# [Exercise requirements]
Omit every image, and transcribe the remaining entries exactly as given.
** begin Input rows **
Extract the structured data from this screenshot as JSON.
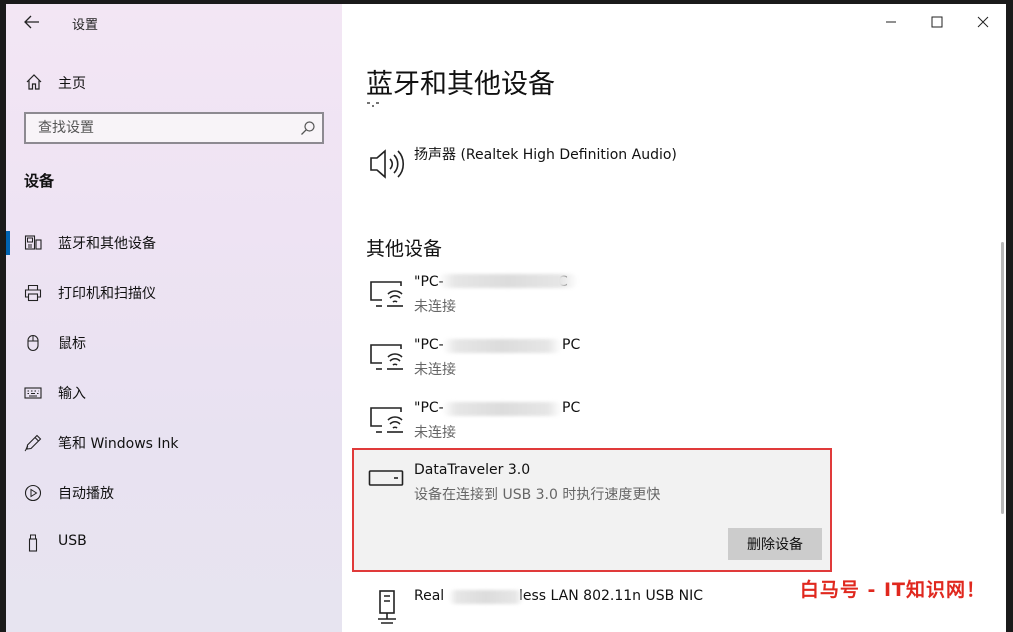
{
  "window": {
    "app_title": "设置"
  },
  "sidebar": {
    "home_label": "主页",
    "search_placeholder": "查找设置",
    "section_title": "设备",
    "items": [
      {
        "label": "蓝牙和其他设备",
        "icon": "bluetooth-devices-icon",
        "active": true
      },
      {
        "label": "打印机和扫描仪",
        "icon": "printer-icon",
        "active": false
      },
      {
        "label": "鼠标",
        "icon": "mouse-icon",
        "active": false
      },
      {
        "label": "输入",
        "icon": "keyboard-icon",
        "active": false
      },
      {
        "label": "笔和 Windows Ink",
        "icon": "pen-icon",
        "active": false
      },
      {
        "label": "自动播放",
        "icon": "autoplay-icon",
        "active": false
      },
      {
        "label": "USB",
        "icon": "usb-icon",
        "active": false
      }
    ]
  },
  "main": {
    "title": "蓝牙和其他设备",
    "audio_devices": [
      {
        "name": "扬声器 (Realtek High Definition Audio)",
        "icon": "speaker-icon"
      }
    ],
    "other_devices_heading": "其他设备",
    "other_devices": [
      {
        "name_start": "\"PC-",
        "name_end": "C",
        "status": "未连接",
        "icon": "network-display-icon"
      },
      {
        "name_start": "\"PC-",
        "name_end": "PC",
        "status": "未连接",
        "icon": "network-display-icon"
      },
      {
        "name_start": "\"PC-",
        "name_end": "PC",
        "status": "未连接",
        "icon": "network-display-icon"
      }
    ],
    "selected_device": {
      "name": "DataTraveler 3.0",
      "status": "设备在连接到 USB 3.0 时执行速度更快",
      "remove_label": "删除设备",
      "icon": "usb-drive-icon"
    },
    "last_device": {
      "name_start": "Real",
      "name_end": "less LAN 802.11n USB NIC",
      "icon": "network-adapter-icon"
    }
  },
  "watermark": "白马号 - IT知识网！",
  "colors": {
    "accent": "#0063b1",
    "highlight_border": "#e03a3a",
    "watermark": "#e0281e"
  }
}
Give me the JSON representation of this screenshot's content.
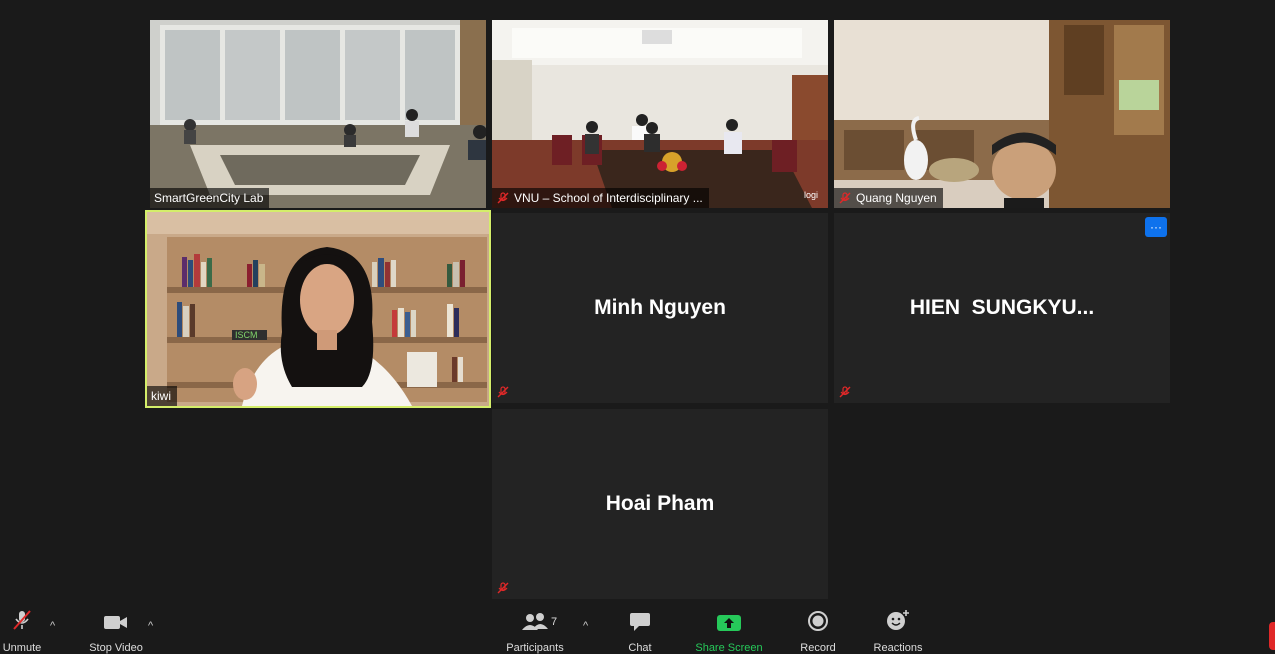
** end Input rows **
# [Written answer]
Extract the structured data from this screenshot as JSON.
{
  "window": {
    "app_title": "设置"
  },
  "sidebar": {
    "home_label": "主页",
    "search_placeholder": "查找设置",
    "section_title": "设备",
    "items": [
      {
        "label": "蓝牙和其他设备",
        "icon": "bluetooth-devices-icon",
        "active": true
      },
      {
        "label": "打印机和扫描仪",
        "icon": "printer-icon",
        "active": false
      },
      {
        "label": "鼠标",
        "icon": "mouse-icon",
        "active": false
      },
      {
        "label": "输入",
        "icon": "keyboard-icon",
        "active": false
      },
      {
        "label": "笔和 Windows Ink",
        "icon": "pen-icon",
        "active": false
      },
      {
        "label": "自动播放",
        "icon": "autoplay-icon",
        "active": false
      },
      {
        "label": "USB",
        "icon": "usb-icon",
        "active": false
      }
    ]
  },
  "main": {
    "title": "蓝牙和其他设备",
    "audio_devices": [
      {
        "name": "扬声器 (Realtek High Definition Audio)",
        "icon": "speaker-icon"
      }
    ],
    "other_devices_heading": "其他设备",
    "other_devices": [
      {
        "name_start": "\"PC-",
        "name_end": "C",
        "status": "未连接",
        "icon": "network-display-icon"
      },
      {
        "name_start": "\"PC-",
        "name_end": "PC",
        "status": "未连接",
        "icon": "network-display-icon"
      },
      {
        "name_start": "\"PC-",
        "name_end": "PC",
        "status": "未连接",
        "icon": "network-display-icon"
      }
    ],
    "selected_device": {
      "name": "DataTraveler 3.0",
      "status": "设备在连接到 USB 3.0 时执行速度更快",
      "remove_label": "删除设备",
      "icon": "usb-drive-icon"
    },
    "last_device": {
      "name_start": "Real",
      "name_end": "less LAN 802.11n USB NIC",
      "icon": "network-adapter-icon"
    }
  },
  "watermark": "白马号 - IT知识网！",
  "colors": {
    "accent": "#0063b1",
    "highlight_border": "#e03a3a",
    "watermark": "#e0281e"
  }
}
Give me the JSON representation of this screenshot's content.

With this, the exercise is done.